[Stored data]
......

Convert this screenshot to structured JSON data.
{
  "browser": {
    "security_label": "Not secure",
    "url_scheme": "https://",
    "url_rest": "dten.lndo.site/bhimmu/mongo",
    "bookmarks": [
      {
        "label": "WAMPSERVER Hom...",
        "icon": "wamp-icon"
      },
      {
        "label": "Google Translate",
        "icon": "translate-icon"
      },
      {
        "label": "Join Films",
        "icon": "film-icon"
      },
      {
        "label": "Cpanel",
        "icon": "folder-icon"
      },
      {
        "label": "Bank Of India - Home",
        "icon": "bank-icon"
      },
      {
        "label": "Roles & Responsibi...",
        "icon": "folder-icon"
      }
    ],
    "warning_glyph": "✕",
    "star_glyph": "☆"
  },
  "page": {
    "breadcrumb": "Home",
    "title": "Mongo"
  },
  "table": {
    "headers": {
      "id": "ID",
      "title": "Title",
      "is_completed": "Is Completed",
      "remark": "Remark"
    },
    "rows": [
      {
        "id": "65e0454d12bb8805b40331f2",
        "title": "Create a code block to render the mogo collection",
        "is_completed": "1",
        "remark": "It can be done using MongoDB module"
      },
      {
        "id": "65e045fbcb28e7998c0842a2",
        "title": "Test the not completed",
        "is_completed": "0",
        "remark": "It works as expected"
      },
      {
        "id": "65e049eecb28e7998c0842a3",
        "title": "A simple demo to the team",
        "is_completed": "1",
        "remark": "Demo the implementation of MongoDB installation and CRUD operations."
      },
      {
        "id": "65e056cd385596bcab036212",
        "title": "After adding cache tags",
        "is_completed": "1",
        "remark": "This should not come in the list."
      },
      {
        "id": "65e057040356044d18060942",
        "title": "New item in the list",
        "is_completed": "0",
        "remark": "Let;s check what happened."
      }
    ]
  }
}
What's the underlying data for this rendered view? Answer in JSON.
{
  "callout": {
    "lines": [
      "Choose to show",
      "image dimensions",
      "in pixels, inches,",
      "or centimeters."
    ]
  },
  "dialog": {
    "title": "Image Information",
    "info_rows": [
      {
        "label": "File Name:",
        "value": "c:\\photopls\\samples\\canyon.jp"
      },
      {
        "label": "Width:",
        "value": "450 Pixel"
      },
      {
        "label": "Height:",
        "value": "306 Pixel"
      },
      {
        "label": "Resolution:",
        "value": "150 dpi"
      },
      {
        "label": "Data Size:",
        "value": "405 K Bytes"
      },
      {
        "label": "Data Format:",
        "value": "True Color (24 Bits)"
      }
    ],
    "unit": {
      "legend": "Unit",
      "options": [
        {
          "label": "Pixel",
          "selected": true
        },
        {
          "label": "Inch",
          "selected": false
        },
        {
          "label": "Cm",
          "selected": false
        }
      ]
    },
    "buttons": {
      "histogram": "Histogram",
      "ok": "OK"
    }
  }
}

......

Exercise description ▸ Count the lines in the records above that contain the word "remark", and reply with only that number.

Final result ▸ 6